» TASK GOAL
All entries are to be given again verbatim.

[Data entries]
* * * *
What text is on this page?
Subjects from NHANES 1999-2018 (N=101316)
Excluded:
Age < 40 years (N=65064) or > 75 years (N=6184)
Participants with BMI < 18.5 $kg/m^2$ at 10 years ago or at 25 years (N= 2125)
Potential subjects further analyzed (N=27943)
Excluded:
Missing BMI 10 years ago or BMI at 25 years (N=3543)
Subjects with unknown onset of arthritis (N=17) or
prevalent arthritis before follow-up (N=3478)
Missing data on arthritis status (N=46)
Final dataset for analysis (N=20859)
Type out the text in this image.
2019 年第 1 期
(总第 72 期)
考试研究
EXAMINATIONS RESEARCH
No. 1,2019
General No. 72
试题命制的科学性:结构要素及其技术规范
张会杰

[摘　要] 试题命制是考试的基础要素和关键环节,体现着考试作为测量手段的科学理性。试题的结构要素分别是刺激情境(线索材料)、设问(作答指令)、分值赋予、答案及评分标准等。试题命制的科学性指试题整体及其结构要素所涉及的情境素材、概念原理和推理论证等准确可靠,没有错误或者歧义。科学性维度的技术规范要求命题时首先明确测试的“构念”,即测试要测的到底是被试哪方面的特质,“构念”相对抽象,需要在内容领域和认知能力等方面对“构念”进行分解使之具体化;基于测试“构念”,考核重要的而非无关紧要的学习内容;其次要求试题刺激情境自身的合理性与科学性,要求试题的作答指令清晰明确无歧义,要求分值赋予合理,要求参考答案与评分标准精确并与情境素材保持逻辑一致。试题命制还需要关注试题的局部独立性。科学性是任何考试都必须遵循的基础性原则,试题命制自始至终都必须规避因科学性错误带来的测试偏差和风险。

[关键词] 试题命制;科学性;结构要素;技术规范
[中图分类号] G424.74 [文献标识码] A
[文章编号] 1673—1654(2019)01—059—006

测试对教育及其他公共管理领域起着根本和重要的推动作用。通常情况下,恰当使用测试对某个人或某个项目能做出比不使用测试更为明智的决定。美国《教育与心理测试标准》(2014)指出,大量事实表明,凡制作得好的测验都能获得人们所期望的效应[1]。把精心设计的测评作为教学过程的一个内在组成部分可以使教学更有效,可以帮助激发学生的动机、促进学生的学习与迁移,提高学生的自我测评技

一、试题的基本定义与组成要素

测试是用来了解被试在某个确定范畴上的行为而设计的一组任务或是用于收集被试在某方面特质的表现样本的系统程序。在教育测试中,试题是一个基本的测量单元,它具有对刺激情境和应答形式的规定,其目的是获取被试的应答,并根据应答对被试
* * * *
» FINISHED TASK
What text is on this page?
Subjects from NHANES 1999-2018 (N=101316)
Excluded:
Age < 40 years (N=65064) or > 75 years (N=6184)
Participants with BMI < 18.5 $kg/m^2$ at 10 years ago or at 25 years (N= 2125)
Potential subjects further analyzed (N=27943)
Excluded:
Missing BMI 10 years ago or BMI at 25 years (N=3543)
Subjects with unknown onset of arthritis (N=17) or
prevalent arthritis before follow-up (N=3478)
Missing data on arthritis status (N=46)
Final dataset for analysis (N=20859)
Type out the text in this image.
2019 年第 1 期
(总第 72 期)
考试研究
EXAMINATIONS RESEARCH
No. 1,2019
General No. 72
试题命制的科学性:结构要素及其技术规范
张会杰

[摘　要] 试题命制是考试的基础要素和关键环节,体现着考试作为测量手段的科学理性。试题的结构要素分别是刺激情境(线索材料)、设问(作答指令)、分值赋予、答案及评分标准等。试题命制的科学性指试题整体及其结构要素所涉及的情境素材、概念原理和推理论证等准确可靠,没有错误或者歧义。科学性维度的技术规范要求命题时首先明确测试的“构念”,即测试要测的到底是被试哪方面的特质,“构念”相对抽象,需要在内容领域和认知能力等方面对“构念”进行分解使之具体化;基于测试“构念”,考核重要的而非无关紧要的学习内容;其次要求试题刺激情境自身的合理性与科学性,要求试题的作答指令清晰明确无歧义,要求分值赋予合理,要求参考答案与评分标准精确并与情境素材保持逻辑一致。试题命制还需要关注试题的局部独立性。科学性是任何考试都必须遵循的基础性原则,试题命制自始至终都必须规避因科学性错误带来的测试偏差和风险。

[关键词] 试题命制;科学性;结构要素;技术规范
[中图分类号] G424.74 [文献标识码] A
[文章编号] 1673—1654(2019)01—059—006

测试对教育及其他公共管理领域起着根本和重要的推动作用。通常情况下,恰当使用测试对某个人或某个项目能做出比不使用测试更为明智的决定。美国《教育与心理测试标准》(2014)指出,大量事实表明,凡制作得好的测验都能获得人们所期望的效应[1]。把精心设计的测评作为教学过程的一个内在组成部分可以使教学更有效,可以帮助激发学生的动机、促进学生的学习与迁移,提高学生的自我测评技

一、试题的基本定义与组成要素

测试是用来了解被试在某个确定范畴上的行为而设计的一组任务或是用于收集被试在某方面特质的表现样本的系统程序。在教育测试中,试题是一个基本的测量单元,它具有对刺激情境和应答形式的规定,其目的是获取被试的应答,并根据应答对被试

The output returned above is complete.